Objective: Please output the records below in full, exactly as given, but without the images.
○ ○ ○
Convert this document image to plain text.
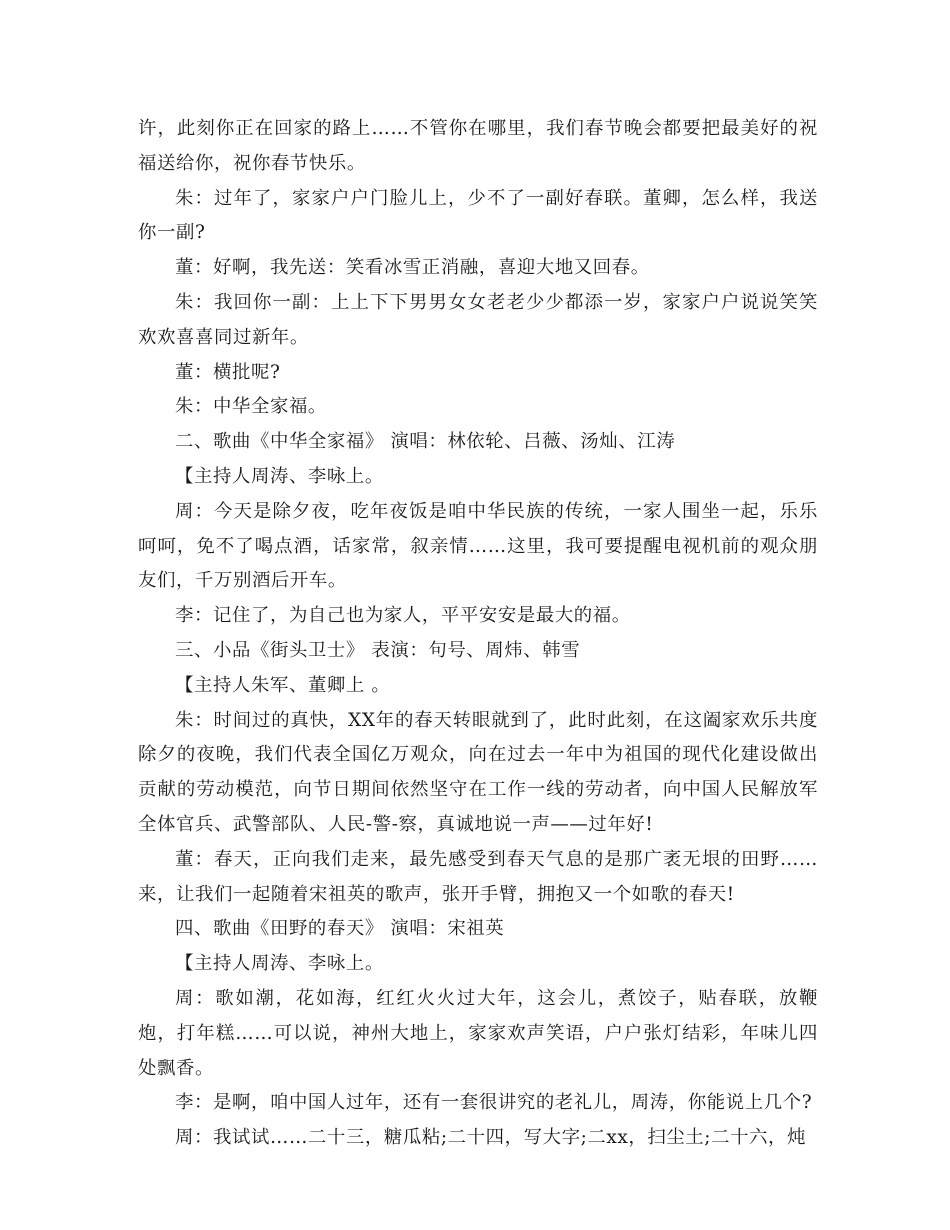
许，此刻你正在回家的路上……不管你在哪里，我们春节晚会都要把最美好的祝福送给你，祝你春节快乐。

朱：过年了，家家户户门脸儿上，少不了一副好春联。董卿，怎么样，我送你一副?

董：好啊，我先送：笑看冰雪正消融，喜迎大地又回春。

朱：我回你一副：上上下下男男女女老老少少都添一岁，家家户户说说笑笑欢欢喜喜同过新年。

董：横批呢?

朱：中华全家福。

二、歌曲《中华全家福》 演唱：林依轮、吕薇、汤灿、江涛

【主持人周涛、李咏上。

周：今天是除夕夜，吃年夜饭是咱中华民族的传统，一家人围坐一起，乐乐呵呵，免不了喝点酒，话家常，叙亲情……这里，我可要提醒电视机前的观众朋友们，千万别酒后开车。

李：记住了，为自己也为家人，平平安安是最大的福。

三、小品《街头卫士》 表演：句号、周炜、韩雪

【主持人朱军、董卿上 。

朱：时间过的真快，XX年的春天转眼就到了，此时此刻，在这阖家欢乐共度除夕的夜晚，我们代表全国亿万观众，向在过去一年中为祖国的现代化建设做出贡献的劳动模范，向节日期间依然坚守在工作一线的劳动者，向中国人民解放军全体官兵、武警部队、人民-警-察，真诚地说一声——过年好!

董：春天，正向我们走来，最先感受到春天气息的是那广袤无垠的田野……来，让我们一起随着宋祖英的歌声，张开手臂，拥抱又一个如歌的春天!

四、歌曲《田野的春天》 演唱：宋祖英

【主持人周涛、李咏上。

周：歌如潮，花如海，红红火火过大年，这会儿，煮饺子，贴春联，放鞭炮，打年糕……可以说，神州大地上，家家欢声笑语，户户张灯结彩，年味儿四处飘香。

李：是啊，咱中国人过年，还有一套很讲究的老礼儿，周涛，你能说上几个?

周：我试试……二十三，糖瓜粘;二十四，写大字;二xx，扫尘土;二十六，炖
○ ○ ○
Result for this exercise:
Convert this document image to plain text.
许，此刻你正在回家的路上……不管你在哪里，我们春节晚会都要把最美好的祝福送给你，祝你春节快乐。

朱：过年了，家家户户门脸儿上，少不了一副好春联。董卿，怎么样，我送你一副?

董：好啊，我先送：笑看冰雪正消融，喜迎大地又回春。

朱：我回你一副：上上下下男男女女老老少少都添一岁，家家户户说说笑笑欢欢喜喜同过新年。

董：横批呢?

朱：中华全家福。

二、歌曲《中华全家福》 演唱：林依轮、吕薇、汤灿、江涛

【主持人周涛、李咏上。

周：今天是除夕夜，吃年夜饭是咱中华民族的传统，一家人围坐一起，乐乐呵呵，免不了喝点酒，话家常，叙亲情……这里，我可要提醒电视机前的观众朋友们，千万别酒后开车。

李：记住了，为自己也为家人，平平安安是最大的福。

三、小品《街头卫士》 表演：句号、周炜、韩雪

【主持人朱军、董卿上 。

朱：时间过的真快，XX年的春天转眼就到了，此时此刻，在这阖家欢乐共度除夕的夜晚，我们代表全国亿万观众，向在过去一年中为祖国的现代化建设做出贡献的劳动模范，向节日期间依然坚守在工作一线的劳动者，向中国人民解放军全体官兵、武警部队、人民-警-察，真诚地说一声——过年好!

董：春天，正向我们走来，最先感受到春天气息的是那广袤无垠的田野……来，让我们一起随着宋祖英的歌声，张开手臂，拥抱又一个如歌的春天!

四、歌曲《田野的春天》 演唱：宋祖英

【主持人周涛、李咏上。

周：歌如潮，花如海，红红火火过大年，这会儿，煮饺子，贴春联，放鞭炮，打年糕……可以说，神州大地上，家家欢声笑语，户户张灯结彩，年味儿四处飘香。

李：是啊，咱中国人过年，还有一套很讲究的老礼儿，周涛，你能说上几个?

周：我试试……二十三，糖瓜粘;二十四，写大字;二xx，扫尘土;二十六，炖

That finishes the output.